• Instructions for the task: Extract every entry word for word. Skip the pictures.

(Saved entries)
|---|
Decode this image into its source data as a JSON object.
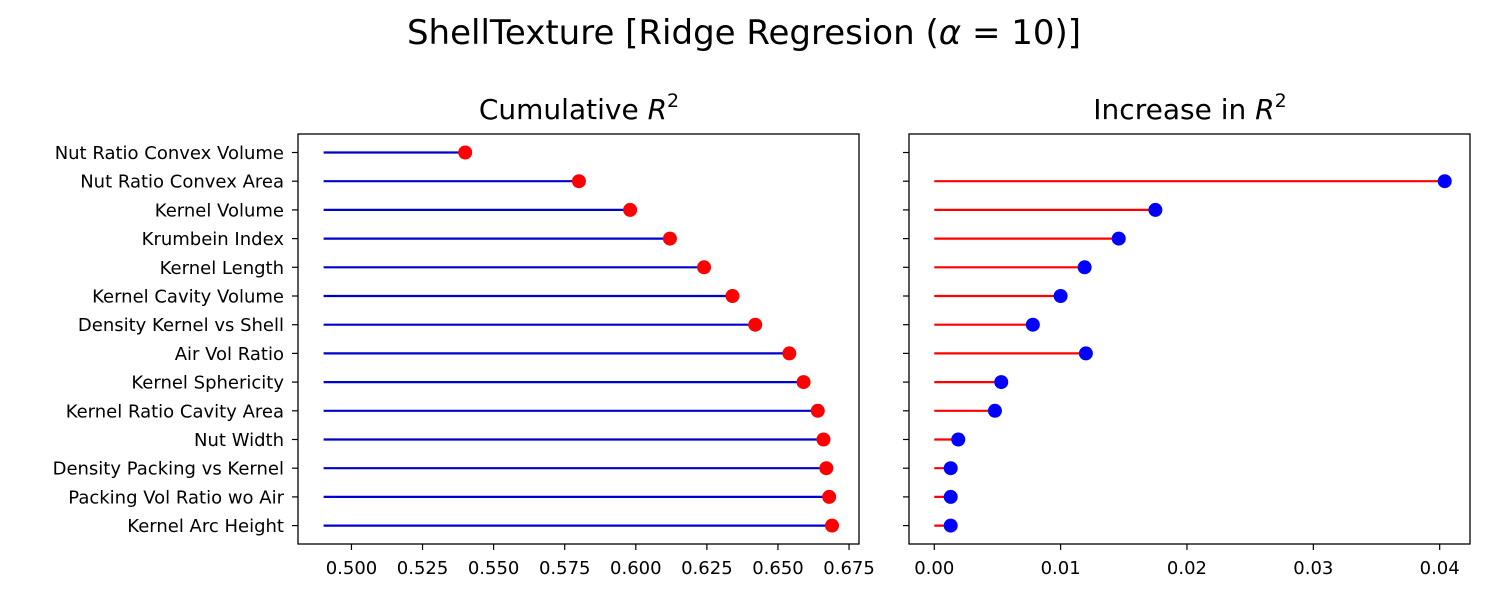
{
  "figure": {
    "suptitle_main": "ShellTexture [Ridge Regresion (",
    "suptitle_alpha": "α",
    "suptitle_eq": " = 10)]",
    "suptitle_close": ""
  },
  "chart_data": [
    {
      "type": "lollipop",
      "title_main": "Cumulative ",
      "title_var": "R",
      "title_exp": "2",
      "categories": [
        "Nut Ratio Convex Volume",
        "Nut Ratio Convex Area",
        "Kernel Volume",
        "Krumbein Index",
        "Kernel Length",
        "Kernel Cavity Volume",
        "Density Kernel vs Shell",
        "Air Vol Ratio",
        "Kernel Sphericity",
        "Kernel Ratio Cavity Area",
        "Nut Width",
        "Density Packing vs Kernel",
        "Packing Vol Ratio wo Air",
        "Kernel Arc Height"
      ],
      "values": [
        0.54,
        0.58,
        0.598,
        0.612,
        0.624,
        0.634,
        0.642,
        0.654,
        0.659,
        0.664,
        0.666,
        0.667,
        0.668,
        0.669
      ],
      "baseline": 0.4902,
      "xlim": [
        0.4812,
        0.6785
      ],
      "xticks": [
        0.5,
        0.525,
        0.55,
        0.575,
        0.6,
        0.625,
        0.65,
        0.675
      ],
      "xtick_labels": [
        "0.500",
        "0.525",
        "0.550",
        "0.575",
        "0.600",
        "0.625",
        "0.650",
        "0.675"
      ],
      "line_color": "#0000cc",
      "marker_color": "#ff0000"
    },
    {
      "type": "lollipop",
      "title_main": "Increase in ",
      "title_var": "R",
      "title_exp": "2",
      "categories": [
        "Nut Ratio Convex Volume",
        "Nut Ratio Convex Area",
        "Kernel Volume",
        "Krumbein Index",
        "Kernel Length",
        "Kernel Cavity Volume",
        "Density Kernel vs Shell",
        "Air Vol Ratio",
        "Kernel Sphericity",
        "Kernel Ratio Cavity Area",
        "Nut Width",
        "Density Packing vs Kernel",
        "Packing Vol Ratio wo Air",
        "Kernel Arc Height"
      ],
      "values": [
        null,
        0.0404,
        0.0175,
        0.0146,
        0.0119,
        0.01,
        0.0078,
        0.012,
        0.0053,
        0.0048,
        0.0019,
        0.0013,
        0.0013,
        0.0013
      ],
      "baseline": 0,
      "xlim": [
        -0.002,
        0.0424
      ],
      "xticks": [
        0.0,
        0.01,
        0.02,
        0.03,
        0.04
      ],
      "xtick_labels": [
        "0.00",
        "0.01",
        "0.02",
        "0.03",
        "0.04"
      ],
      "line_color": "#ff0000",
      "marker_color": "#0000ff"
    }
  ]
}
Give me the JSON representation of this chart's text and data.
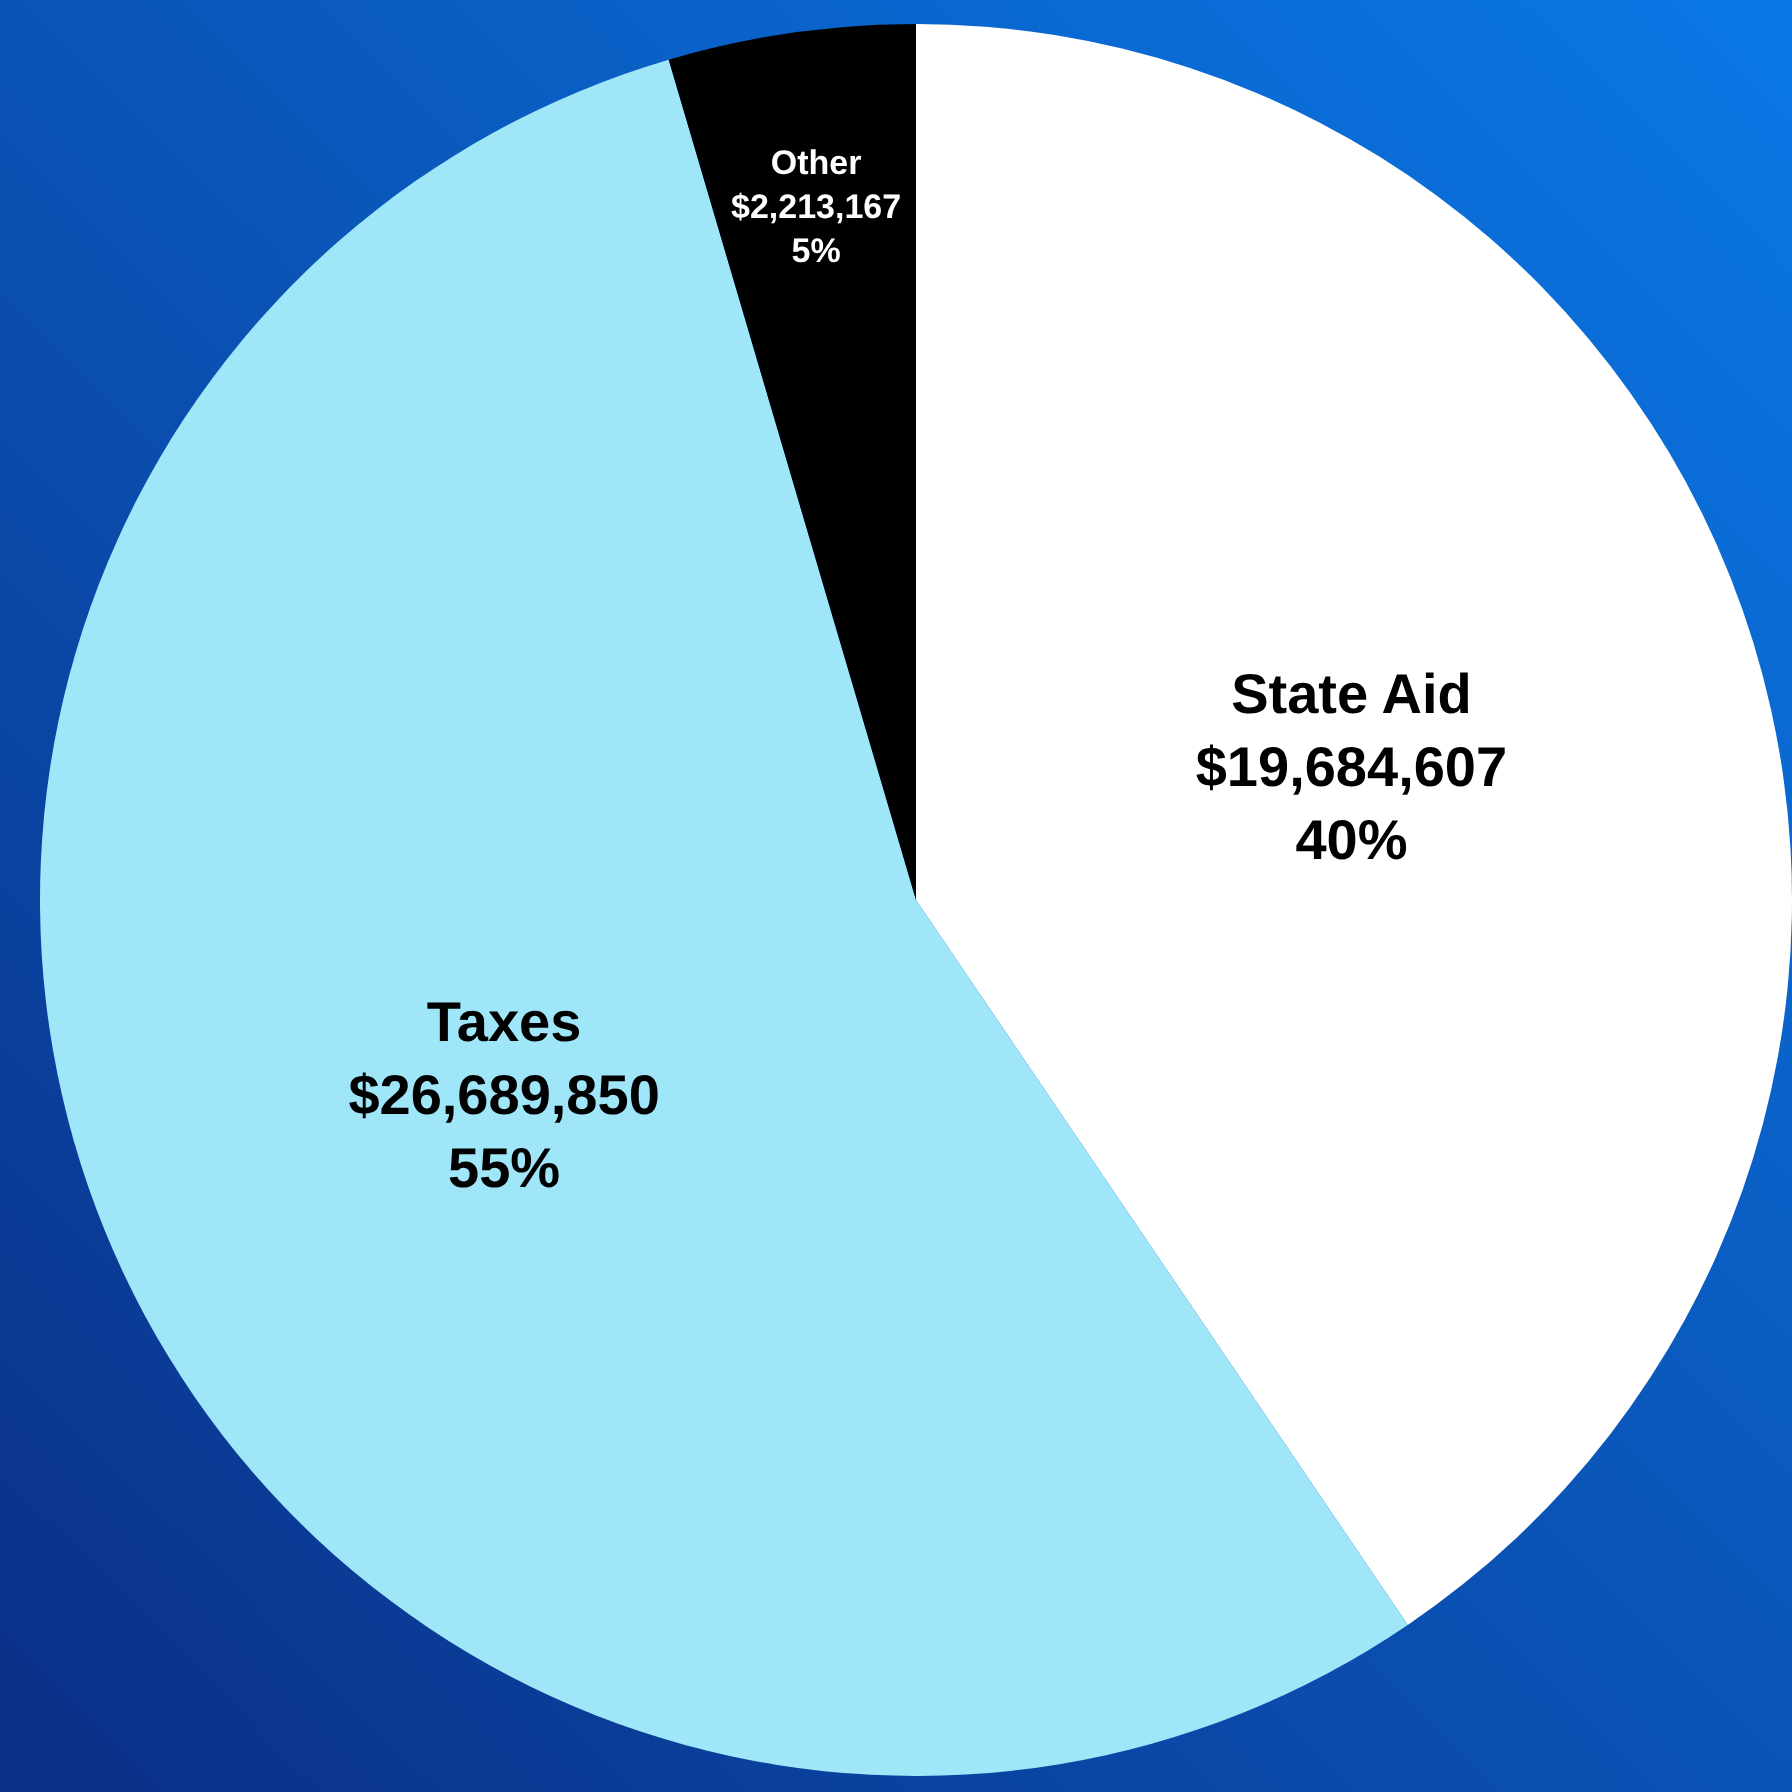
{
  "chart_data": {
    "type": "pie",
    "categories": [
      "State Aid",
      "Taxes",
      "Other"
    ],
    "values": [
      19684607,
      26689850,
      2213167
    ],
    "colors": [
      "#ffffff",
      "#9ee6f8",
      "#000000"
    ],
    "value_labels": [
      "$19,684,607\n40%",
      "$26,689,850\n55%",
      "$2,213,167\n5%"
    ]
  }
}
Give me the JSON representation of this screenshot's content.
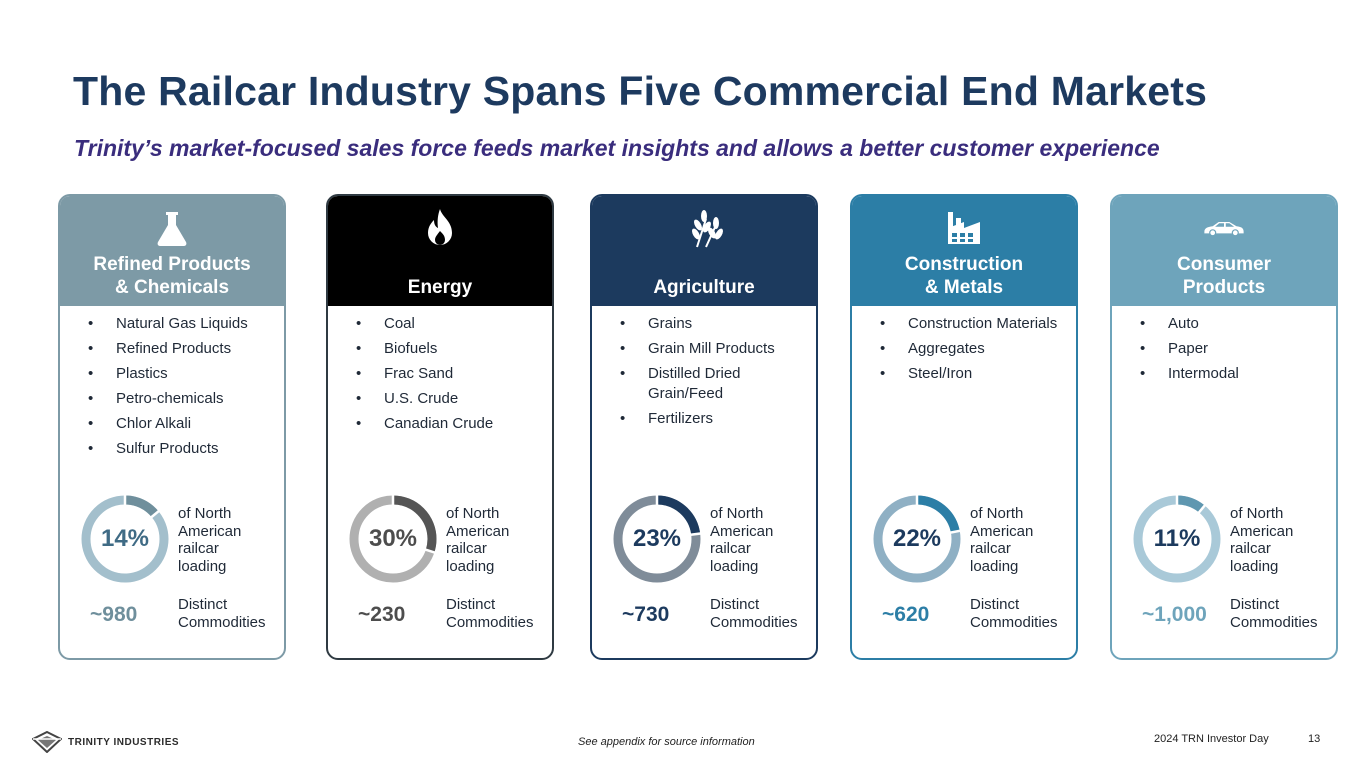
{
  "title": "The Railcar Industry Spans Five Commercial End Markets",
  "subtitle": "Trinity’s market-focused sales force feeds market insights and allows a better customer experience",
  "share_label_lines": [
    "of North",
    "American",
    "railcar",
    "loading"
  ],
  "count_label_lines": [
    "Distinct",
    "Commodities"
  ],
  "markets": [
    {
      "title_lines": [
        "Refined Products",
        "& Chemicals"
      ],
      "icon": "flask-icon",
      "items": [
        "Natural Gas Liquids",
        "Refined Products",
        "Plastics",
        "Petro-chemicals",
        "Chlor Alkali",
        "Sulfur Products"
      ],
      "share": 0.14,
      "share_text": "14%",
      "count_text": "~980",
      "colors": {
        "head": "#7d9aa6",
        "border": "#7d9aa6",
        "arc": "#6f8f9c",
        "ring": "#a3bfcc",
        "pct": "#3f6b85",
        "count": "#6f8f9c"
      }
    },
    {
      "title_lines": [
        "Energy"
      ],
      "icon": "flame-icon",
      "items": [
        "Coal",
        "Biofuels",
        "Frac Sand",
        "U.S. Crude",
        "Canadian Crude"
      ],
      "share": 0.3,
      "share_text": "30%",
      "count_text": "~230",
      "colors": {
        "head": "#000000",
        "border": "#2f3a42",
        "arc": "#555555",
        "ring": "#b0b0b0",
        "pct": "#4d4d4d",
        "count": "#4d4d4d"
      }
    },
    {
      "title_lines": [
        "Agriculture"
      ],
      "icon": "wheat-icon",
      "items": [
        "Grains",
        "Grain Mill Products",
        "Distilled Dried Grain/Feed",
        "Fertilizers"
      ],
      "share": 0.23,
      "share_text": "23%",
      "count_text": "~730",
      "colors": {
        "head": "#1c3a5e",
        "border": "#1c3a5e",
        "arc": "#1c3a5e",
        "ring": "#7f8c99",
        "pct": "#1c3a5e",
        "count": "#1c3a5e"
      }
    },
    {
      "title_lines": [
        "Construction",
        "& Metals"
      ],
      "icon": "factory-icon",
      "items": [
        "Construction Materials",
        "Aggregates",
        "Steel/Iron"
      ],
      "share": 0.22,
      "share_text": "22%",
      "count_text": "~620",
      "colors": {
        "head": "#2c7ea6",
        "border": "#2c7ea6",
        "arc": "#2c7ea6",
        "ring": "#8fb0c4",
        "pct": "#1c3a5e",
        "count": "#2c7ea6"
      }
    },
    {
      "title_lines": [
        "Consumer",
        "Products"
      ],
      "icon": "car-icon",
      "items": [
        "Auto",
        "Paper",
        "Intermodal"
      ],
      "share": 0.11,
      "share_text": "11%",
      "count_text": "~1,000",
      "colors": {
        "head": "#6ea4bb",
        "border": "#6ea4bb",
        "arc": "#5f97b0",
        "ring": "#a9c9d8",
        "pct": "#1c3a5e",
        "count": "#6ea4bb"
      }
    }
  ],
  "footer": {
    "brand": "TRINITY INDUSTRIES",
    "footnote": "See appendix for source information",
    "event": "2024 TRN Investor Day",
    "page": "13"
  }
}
|---|
• Answer in full:
Decode this image into its source data as a JSON object.
{
  "figure": {
    "suptitle_main": "ShellTexture [Ridge Regresion (",
    "suptitle_alpha": "α",
    "suptitle_eq": " = 10)]",
    "suptitle_close": ""
  },
  "chart_data": [
    {
      "type": "lollipop",
      "title_main": "Cumulative ",
      "title_var": "R",
      "title_exp": "2",
      "categories": [
        "Nut Ratio Convex Volume",
        "Nut Ratio Convex Area",
        "Kernel Volume",
        "Krumbein Index",
        "Kernel Length",
        "Kernel Cavity Volume",
        "Density Kernel vs Shell",
        "Air Vol Ratio",
        "Kernel Sphericity",
        "Kernel Ratio Cavity Area",
        "Nut Width",
        "Density Packing vs Kernel",
        "Packing Vol Ratio wo Air",
        "Kernel Arc Height"
      ],
      "values": [
        0.54,
        0.58,
        0.598,
        0.612,
        0.624,
        0.634,
        0.642,
        0.654,
        0.659,
        0.664,
        0.666,
        0.667,
        0.668,
        0.669
      ],
      "baseline": 0.4902,
      "xlim": [
        0.4812,
        0.6785
      ],
      "xticks": [
        0.5,
        0.525,
        0.55,
        0.575,
        0.6,
        0.625,
        0.65,
        0.675
      ],
      "xtick_labels": [
        "0.500",
        "0.525",
        "0.550",
        "0.575",
        "0.600",
        "0.625",
        "0.650",
        "0.675"
      ],
      "line_color": "#0000cc",
      "marker_color": "#ff0000"
    },
    {
      "type": "lollipop",
      "title_main": "Increase in ",
      "title_var": "R",
      "title_exp": "2",
      "categories": [
        "Nut Ratio Convex Volume",
        "Nut Ratio Convex Area",
        "Kernel Volume",
        "Krumbein Index",
        "Kernel Length",
        "Kernel Cavity Volume",
        "Density Kernel vs Shell",
        "Air Vol Ratio",
        "Kernel Sphericity",
        "Kernel Ratio Cavity Area",
        "Nut Width",
        "Density Packing vs Kernel",
        "Packing Vol Ratio wo Air",
        "Kernel Arc Height"
      ],
      "values": [
        null,
        0.0404,
        0.0175,
        0.0146,
        0.0119,
        0.01,
        0.0078,
        0.012,
        0.0053,
        0.0048,
        0.0019,
        0.0013,
        0.0013,
        0.0013
      ],
      "baseline": 0,
      "xlim": [
        -0.002,
        0.0424
      ],
      "xticks": [
        0.0,
        0.01,
        0.02,
        0.03,
        0.04
      ],
      "xtick_labels": [
        "0.00",
        "0.01",
        "0.02",
        "0.03",
        "0.04"
      ],
      "line_color": "#ff0000",
      "marker_color": "#0000ff"
    }
  ]
}
Give me the JSON representation of this chart's text and data.
{
  "chart_data": {
    "type": "pie",
    "categories": [
      "State Aid",
      "Taxes",
      "Other"
    ],
    "values": [
      19684607,
      26689850,
      2213167
    ],
    "colors": [
      "#ffffff",
      "#9ee6f8",
      "#000000"
    ],
    "value_labels": [
      "$19,684,607\n40%",
      "$26,689,850\n55%",
      "$2,213,167\n5%"
    ]
  }
}
Give me the JSON representation of this screenshot's content.
{
  "title": "The Railcar Industry Spans Five Commercial End Markets",
  "subtitle": "Trinity’s market-focused sales force feeds market insights and allows a better customer experience",
  "share_label_lines": [
    "of North",
    "American",
    "railcar",
    "loading"
  ],
  "count_label_lines": [
    "Distinct",
    "Commodities"
  ],
  "markets": [
    {
      "title_lines": [
        "Refined Products",
        "& Chemicals"
      ],
      "icon": "flask-icon",
      "items": [
        "Natural Gas Liquids",
        "Refined Products",
        "Plastics",
        "Petro-chemicals",
        "Chlor Alkali",
        "Sulfur Products"
      ],
      "share": 0.14,
      "share_text": "14%",
      "count_text": "~980",
      "colors": {
        "head": "#7d9aa6",
        "border": "#7d9aa6",
        "arc": "#6f8f9c",
        "ring": "#a3bfcc",
        "pct": "#3f6b85",
        "count": "#6f8f9c"
      }
    },
    {
      "title_lines": [
        "Energy"
      ],
      "icon": "flame-icon",
      "items": [
        "Coal",
        "Biofuels",
        "Frac Sand",
        "U.S. Crude",
        "Canadian Crude"
      ],
      "share": 0.3,
      "share_text": "30%",
      "count_text": "~230",
      "colors": {
        "head": "#000000",
        "border": "#2f3a42",
        "arc": "#555555",
        "ring": "#b0b0b0",
        "pct": "#4d4d4d",
        "count": "#4d4d4d"
      }
    },
    {
      "title_lines": [
        "Agriculture"
      ],
      "icon": "wheat-icon",
      "items": [
        "Grains",
        "Grain Mill Products",
        "Distilled Dried Grain/Feed",
        "Fertilizers"
      ],
      "share": 0.23,
      "share_text": "23%",
      "count_text": "~730",
      "colors": {
        "head": "#1c3a5e",
        "border": "#1c3a5e",
        "arc": "#1c3a5e",
        "ring": "#7f8c99",
        "pct": "#1c3a5e",
        "count": "#1c3a5e"
      }
    },
    {
      "title_lines": [
        "Construction",
        "& Metals"
      ],
      "icon": "factory-icon",
      "items": [
        "Construction Materials",
        "Aggregates",
        "Steel/Iron"
      ],
      "share": 0.22,
      "share_text": "22%",
      "count_text": "~620",
      "colors": {
        "head": "#2c7ea6",
        "border": "#2c7ea6",
        "arc": "#2c7ea6",
        "ring": "#8fb0c4",
        "pct": "#1c3a5e",
        "count": "#2c7ea6"
      }
    },
    {
      "title_lines": [
        "Consumer",
        "Products"
      ],
      "icon": "car-icon",
      "items": [
        "Auto",
        "Paper",
        "Intermodal"
      ],
      "share": 0.11,
      "share_text": "11%",
      "count_text": "~1,000",
      "colors": {
        "head": "#6ea4bb",
        "border": "#6ea4bb",
        "arc": "#5f97b0",
        "ring": "#a9c9d8",
        "pct": "#1c3a5e",
        "count": "#6ea4bb"
      }
    }
  ],
  "footer": {
    "brand": "TRINITY INDUSTRIES",
    "footnote": "See appendix for source information",
    "event": "2024 TRN Investor Day",
    "page": "13"
  }
}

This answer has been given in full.